** Start **

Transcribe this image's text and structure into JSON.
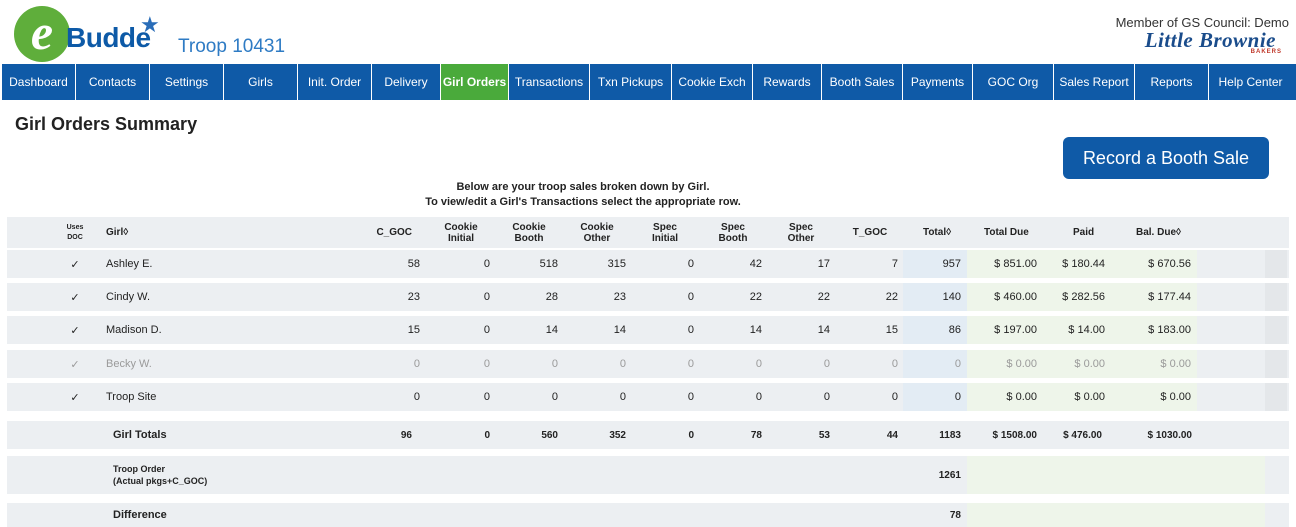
{
  "header": {
    "logo_e": "e",
    "logo_word": "Budde",
    "troop_name": "Troop 10431",
    "council": "Member of GS Council: Demo",
    "brand": "Little Brownie",
    "brand_sub": "BAKERS"
  },
  "nav": {
    "items": [
      "Dashboard",
      "Contacts",
      "Settings",
      "Girls",
      "Init. Order",
      "Delivery",
      "Girl Orders",
      "Transactions",
      "Txn Pickups",
      "Cookie Exch",
      "Rewards",
      "Booth Sales",
      "Payments",
      "GOC Org",
      "Sales Report",
      "Reports",
      "Help Center"
    ],
    "active": "Girl Orders",
    "colors": {
      "bar": "#0f5aa7",
      "active": "#4aaa3b"
    }
  },
  "page": {
    "title": "Girl Orders Summary",
    "booth_button": "Record a Booth Sale",
    "intro_line1": "Below are your troop sales broken down by Girl.",
    "intro_line2": "To view/edit a Girl's Transactions select the appropriate row."
  },
  "table": {
    "headers": {
      "uses_doc_1": "Uses",
      "uses_doc_2": "DOC",
      "girl": "Girl◊",
      "c_goc": "C_GOC",
      "cookie_initial_1": "Cookie",
      "cookie_initial_2": "Initial",
      "cookie_booth_1": "Cookie",
      "cookie_booth_2": "Booth",
      "cookie_other_1": "Cookie",
      "cookie_other_2": "Other",
      "spec_initial_1": "Spec",
      "spec_initial_2": "Initial",
      "spec_booth_1": "Spec",
      "spec_booth_2": "Booth",
      "spec_other_1": "Spec",
      "spec_other_2": "Other",
      "t_goc": "T_GOC",
      "total": "Total◊",
      "total_due": "Total Due",
      "paid": "Paid",
      "bal_due": "Bal. Due◊"
    },
    "rows": [
      {
        "doc": "✓",
        "girl": "Ashley E.",
        "c_goc": "58",
        "ci": "0",
        "cb": "518",
        "co": "315",
        "si": "0",
        "sb": "42",
        "so": "17",
        "t_goc": "7",
        "total": "957",
        "total_due": "$ 851.00",
        "paid": "$ 180.44",
        "bal_due": "$ 670.56"
      },
      {
        "doc": "✓",
        "girl": "Cindy W.",
        "c_goc": "23",
        "ci": "0",
        "cb": "28",
        "co": "23",
        "si": "0",
        "sb": "22",
        "so": "22",
        "t_goc": "22",
        "total": "140",
        "total_due": "$ 460.00",
        "paid": "$ 282.56",
        "bal_due": "$ 177.44"
      },
      {
        "doc": "✓",
        "girl": "Madison D.",
        "c_goc": "15",
        "ci": "0",
        "cb": "14",
        "co": "14",
        "si": "0",
        "sb": "14",
        "so": "14",
        "t_goc": "15",
        "total": "86",
        "total_due": "$ 197.00",
        "paid": "$ 14.00",
        "bal_due": "$ 183.00"
      },
      {
        "doc": "✓",
        "girl": "Becky W.",
        "c_goc": "0",
        "ci": "0",
        "cb": "0",
        "co": "0",
        "si": "0",
        "sb": "0",
        "so": "0",
        "t_goc": "0",
        "total": "0",
        "total_due": "$ 0.00",
        "paid": "$ 0.00",
        "bal_due": "$ 0.00"
      },
      {
        "doc": "✓",
        "girl": "Troop Site",
        "c_goc": "0",
        "ci": "0",
        "cb": "0",
        "co": "0",
        "si": "0",
        "sb": "0",
        "so": "0",
        "t_goc": "0",
        "total": "0",
        "total_due": "$ 0.00",
        "paid": "$ 0.00",
        "bal_due": "$ 0.00"
      }
    ],
    "totals": {
      "label": "Girl Totals",
      "c_goc": "96",
      "ci": "0",
      "cb": "560",
      "co": "352",
      "si": "0",
      "sb": "78",
      "so": "53",
      "t_goc": "44",
      "total": "1183",
      "total_due": "$ 1508.00",
      "paid": "$ 476.00",
      "bal_due": "$ 1030.00"
    },
    "troop_order": {
      "label_1": "Troop Order",
      "label_2": "(Actual pkgs+C_GOC)",
      "total": "1261"
    },
    "difference": {
      "label": "Difference",
      "total": "78"
    }
  }
}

** End **

What the task asks: Gather every line from the listing above in which the word "Transactions" appears.

The reply:
      "Transactions",
    "intro_line2": "To view/edit a Girl's Transactions select the appropriate row."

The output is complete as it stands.